> **Exercise data**
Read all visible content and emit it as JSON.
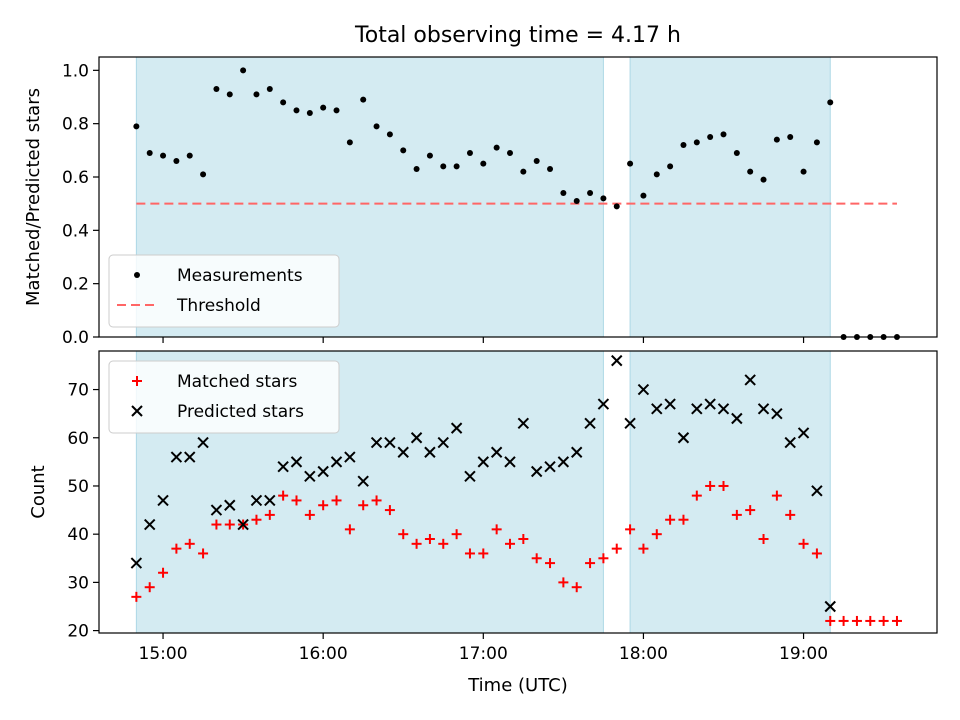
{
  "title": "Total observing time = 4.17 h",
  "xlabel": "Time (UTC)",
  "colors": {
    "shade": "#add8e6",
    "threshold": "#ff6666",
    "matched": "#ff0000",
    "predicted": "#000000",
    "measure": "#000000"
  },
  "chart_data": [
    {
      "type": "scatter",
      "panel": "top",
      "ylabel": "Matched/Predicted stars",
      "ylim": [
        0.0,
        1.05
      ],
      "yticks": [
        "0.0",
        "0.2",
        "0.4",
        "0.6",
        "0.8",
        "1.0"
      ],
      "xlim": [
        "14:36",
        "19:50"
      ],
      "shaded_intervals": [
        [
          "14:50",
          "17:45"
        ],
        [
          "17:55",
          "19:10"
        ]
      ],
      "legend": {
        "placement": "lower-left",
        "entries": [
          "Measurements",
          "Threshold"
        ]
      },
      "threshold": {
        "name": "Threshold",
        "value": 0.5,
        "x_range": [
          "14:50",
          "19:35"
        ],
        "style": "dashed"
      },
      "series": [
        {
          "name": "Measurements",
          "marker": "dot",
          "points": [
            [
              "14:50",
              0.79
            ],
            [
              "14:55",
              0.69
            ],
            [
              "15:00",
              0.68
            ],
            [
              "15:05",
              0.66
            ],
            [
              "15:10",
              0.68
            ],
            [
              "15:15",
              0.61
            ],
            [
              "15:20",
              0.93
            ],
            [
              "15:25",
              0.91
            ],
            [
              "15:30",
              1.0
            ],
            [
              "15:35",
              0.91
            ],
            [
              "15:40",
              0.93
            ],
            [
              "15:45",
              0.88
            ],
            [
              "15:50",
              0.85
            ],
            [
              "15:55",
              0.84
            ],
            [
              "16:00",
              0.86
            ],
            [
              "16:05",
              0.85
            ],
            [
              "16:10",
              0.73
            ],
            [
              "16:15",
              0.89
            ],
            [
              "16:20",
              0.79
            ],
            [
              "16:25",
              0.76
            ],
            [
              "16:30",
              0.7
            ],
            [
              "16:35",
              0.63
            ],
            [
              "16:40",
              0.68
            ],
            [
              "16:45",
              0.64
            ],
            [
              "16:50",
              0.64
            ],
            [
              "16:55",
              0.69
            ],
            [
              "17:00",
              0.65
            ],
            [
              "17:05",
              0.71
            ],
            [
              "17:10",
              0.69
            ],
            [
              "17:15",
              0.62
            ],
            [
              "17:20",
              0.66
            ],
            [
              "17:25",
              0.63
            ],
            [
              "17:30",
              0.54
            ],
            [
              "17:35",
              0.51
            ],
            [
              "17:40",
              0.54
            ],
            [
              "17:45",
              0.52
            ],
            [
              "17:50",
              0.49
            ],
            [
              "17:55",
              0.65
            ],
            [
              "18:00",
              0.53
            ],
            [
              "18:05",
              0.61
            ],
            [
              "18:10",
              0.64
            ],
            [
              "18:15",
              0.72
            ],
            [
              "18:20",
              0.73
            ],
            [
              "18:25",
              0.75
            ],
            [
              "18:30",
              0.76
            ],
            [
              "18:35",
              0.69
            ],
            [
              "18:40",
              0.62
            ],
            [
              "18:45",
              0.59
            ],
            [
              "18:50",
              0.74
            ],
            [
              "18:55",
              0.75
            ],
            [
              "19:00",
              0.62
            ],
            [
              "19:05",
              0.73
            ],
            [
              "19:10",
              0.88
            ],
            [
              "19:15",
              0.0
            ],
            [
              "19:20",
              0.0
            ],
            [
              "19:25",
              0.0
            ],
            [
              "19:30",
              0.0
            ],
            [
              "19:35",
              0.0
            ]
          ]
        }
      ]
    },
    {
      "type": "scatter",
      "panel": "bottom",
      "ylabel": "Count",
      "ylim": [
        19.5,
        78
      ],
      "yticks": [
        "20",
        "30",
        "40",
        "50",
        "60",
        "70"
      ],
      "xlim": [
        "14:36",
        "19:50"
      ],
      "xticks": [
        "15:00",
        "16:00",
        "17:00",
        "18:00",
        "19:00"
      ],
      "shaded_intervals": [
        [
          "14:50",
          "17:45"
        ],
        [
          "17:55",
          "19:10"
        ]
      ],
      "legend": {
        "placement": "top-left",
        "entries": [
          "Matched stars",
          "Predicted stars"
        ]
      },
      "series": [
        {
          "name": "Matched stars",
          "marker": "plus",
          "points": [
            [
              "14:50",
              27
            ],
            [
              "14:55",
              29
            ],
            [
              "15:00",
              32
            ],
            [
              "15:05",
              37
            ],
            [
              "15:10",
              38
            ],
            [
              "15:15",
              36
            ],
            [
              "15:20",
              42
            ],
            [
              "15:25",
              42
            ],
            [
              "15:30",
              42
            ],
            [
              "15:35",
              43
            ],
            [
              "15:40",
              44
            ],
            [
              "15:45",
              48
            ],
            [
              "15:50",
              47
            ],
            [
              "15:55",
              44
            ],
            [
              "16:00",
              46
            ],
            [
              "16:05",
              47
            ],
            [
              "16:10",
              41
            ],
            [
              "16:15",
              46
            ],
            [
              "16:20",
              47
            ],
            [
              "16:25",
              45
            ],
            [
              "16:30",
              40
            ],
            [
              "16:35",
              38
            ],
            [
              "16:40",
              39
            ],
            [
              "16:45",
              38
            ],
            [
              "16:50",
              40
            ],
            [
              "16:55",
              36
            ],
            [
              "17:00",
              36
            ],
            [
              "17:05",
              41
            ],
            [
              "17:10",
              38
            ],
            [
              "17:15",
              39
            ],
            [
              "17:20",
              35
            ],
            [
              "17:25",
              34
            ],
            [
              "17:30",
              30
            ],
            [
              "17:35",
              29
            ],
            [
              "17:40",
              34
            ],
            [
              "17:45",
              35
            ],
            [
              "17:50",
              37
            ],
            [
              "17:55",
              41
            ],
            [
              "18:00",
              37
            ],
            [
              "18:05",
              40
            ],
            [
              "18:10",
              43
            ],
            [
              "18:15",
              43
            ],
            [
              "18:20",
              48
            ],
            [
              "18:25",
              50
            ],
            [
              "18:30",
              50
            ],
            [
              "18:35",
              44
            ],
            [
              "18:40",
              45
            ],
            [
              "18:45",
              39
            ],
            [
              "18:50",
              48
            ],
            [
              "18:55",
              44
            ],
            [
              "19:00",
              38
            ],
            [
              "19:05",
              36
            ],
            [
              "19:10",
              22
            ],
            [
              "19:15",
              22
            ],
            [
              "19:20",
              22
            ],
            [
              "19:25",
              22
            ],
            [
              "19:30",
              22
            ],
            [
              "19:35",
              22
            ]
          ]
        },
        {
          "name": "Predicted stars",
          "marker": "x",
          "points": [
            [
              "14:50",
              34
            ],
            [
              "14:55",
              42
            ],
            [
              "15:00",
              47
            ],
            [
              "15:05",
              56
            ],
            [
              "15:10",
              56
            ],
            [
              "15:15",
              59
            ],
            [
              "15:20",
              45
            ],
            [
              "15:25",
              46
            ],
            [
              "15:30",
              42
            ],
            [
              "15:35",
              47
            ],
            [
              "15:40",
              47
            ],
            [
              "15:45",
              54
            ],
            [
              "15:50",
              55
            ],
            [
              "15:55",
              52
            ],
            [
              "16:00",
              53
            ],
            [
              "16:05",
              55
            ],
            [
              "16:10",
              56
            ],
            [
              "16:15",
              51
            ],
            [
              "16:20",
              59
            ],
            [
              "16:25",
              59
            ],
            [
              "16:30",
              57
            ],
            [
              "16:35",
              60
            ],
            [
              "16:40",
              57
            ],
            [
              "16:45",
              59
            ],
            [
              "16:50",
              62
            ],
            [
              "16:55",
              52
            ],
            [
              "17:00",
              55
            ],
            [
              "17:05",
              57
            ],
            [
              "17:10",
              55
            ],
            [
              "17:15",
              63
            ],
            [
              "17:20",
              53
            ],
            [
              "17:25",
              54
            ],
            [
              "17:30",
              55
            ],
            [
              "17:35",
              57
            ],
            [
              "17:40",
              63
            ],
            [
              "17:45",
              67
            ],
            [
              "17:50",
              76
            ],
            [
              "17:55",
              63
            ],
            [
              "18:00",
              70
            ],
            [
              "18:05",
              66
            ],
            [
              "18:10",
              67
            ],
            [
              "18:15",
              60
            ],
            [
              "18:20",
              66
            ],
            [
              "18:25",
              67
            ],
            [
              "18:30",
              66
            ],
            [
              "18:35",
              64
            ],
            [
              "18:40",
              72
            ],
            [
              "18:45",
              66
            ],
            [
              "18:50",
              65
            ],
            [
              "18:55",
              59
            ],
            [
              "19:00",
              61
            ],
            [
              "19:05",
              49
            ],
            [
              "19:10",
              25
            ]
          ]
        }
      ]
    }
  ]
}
* * *
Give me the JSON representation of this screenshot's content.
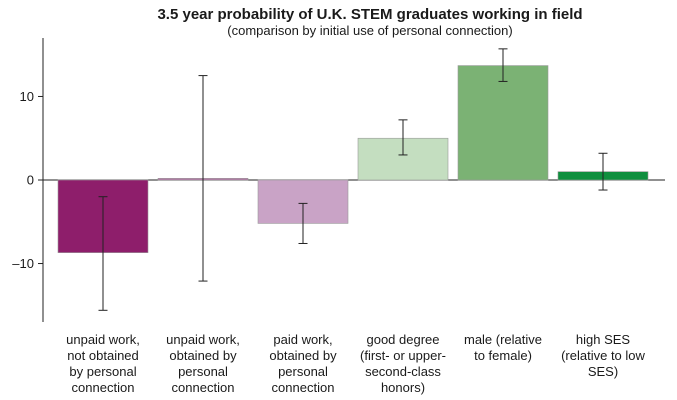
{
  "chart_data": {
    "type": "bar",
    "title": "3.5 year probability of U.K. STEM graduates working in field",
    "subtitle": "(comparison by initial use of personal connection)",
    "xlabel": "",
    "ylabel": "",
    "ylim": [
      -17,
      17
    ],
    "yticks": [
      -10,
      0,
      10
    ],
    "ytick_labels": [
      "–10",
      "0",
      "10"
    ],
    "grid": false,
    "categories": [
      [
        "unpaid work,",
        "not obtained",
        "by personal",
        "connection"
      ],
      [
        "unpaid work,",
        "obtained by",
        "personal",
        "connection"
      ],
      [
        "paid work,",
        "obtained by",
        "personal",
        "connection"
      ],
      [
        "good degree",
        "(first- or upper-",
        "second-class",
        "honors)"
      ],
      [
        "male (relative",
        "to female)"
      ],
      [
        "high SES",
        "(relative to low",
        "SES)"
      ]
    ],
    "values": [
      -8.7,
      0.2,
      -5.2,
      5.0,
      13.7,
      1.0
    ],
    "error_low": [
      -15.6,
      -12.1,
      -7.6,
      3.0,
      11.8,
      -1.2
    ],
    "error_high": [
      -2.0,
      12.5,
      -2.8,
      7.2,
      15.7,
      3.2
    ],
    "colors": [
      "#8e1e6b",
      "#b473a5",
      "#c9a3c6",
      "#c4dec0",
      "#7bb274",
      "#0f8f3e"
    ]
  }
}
==
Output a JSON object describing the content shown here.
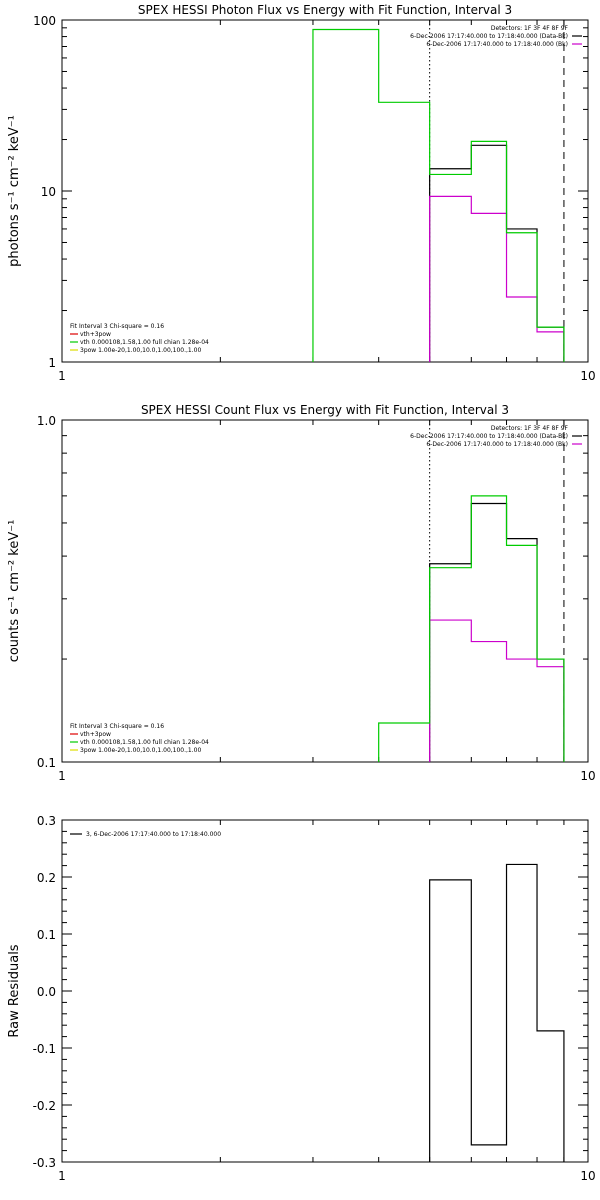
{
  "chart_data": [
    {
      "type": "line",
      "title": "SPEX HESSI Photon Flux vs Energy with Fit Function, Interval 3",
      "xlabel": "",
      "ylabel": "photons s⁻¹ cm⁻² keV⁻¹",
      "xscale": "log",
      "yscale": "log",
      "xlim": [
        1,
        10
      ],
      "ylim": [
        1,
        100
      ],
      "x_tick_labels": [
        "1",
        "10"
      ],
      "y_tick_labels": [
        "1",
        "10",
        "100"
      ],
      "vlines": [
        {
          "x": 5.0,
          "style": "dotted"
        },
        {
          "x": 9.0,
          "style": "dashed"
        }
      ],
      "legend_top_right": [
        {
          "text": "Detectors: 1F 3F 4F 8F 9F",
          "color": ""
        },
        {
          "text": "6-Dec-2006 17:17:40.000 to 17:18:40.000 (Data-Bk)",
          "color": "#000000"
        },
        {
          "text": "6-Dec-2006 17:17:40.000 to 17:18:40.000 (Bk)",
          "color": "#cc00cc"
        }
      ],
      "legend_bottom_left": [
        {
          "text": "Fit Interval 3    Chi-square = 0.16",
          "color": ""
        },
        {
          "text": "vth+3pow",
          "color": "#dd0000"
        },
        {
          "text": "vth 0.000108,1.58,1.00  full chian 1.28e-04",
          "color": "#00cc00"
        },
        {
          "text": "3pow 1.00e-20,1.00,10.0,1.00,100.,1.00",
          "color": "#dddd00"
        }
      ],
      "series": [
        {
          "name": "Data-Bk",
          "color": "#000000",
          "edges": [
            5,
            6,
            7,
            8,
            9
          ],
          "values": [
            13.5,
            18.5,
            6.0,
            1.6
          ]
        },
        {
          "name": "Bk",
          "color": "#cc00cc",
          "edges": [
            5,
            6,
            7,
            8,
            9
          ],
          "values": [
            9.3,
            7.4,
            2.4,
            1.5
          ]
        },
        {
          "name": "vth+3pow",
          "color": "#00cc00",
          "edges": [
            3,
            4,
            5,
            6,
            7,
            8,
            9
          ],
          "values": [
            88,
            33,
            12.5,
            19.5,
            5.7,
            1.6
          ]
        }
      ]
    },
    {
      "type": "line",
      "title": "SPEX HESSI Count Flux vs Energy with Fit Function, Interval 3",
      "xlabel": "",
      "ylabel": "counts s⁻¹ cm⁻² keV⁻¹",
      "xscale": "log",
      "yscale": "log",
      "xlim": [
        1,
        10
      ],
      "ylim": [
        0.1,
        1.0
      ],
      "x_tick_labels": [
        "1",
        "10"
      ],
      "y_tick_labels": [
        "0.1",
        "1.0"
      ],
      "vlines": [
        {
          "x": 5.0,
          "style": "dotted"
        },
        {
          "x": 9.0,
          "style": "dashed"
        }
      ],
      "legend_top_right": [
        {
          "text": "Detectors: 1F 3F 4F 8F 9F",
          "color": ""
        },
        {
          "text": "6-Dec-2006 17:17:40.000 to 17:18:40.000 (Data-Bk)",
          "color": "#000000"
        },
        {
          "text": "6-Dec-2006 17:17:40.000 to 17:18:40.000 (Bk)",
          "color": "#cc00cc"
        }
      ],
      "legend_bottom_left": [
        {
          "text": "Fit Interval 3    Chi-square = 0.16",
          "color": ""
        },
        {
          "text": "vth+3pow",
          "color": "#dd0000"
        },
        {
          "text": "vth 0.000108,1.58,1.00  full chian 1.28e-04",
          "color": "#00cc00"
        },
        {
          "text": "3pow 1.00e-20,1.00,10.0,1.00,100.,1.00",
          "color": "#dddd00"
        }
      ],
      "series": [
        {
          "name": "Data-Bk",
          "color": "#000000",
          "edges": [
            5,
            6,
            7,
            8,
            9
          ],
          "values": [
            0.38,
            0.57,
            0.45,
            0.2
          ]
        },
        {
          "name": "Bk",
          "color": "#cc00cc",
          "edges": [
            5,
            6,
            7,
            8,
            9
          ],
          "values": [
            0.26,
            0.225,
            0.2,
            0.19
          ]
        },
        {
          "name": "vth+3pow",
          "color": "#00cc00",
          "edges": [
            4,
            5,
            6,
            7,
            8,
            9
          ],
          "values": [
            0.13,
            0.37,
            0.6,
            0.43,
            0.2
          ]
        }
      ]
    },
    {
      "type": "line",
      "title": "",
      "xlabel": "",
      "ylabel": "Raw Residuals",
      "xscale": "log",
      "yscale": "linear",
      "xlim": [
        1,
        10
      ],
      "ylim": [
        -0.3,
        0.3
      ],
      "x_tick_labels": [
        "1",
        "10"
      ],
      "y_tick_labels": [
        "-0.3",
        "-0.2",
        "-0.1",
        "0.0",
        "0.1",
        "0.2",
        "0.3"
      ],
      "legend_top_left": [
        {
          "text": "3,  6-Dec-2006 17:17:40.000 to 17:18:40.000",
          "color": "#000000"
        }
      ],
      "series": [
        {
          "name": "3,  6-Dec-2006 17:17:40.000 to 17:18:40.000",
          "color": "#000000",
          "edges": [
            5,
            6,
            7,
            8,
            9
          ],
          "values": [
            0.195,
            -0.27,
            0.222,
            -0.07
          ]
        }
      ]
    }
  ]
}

> **Instructions to follow**
Wherever a line in the data above holds "stars", copy that line.

> **Solution to this exercise**
      "ylabel": "Matched/Predicted stars",
          "Matched stars",
          "Predicted stars"
          "name": "Matched stars",
          "name": "Predicted stars",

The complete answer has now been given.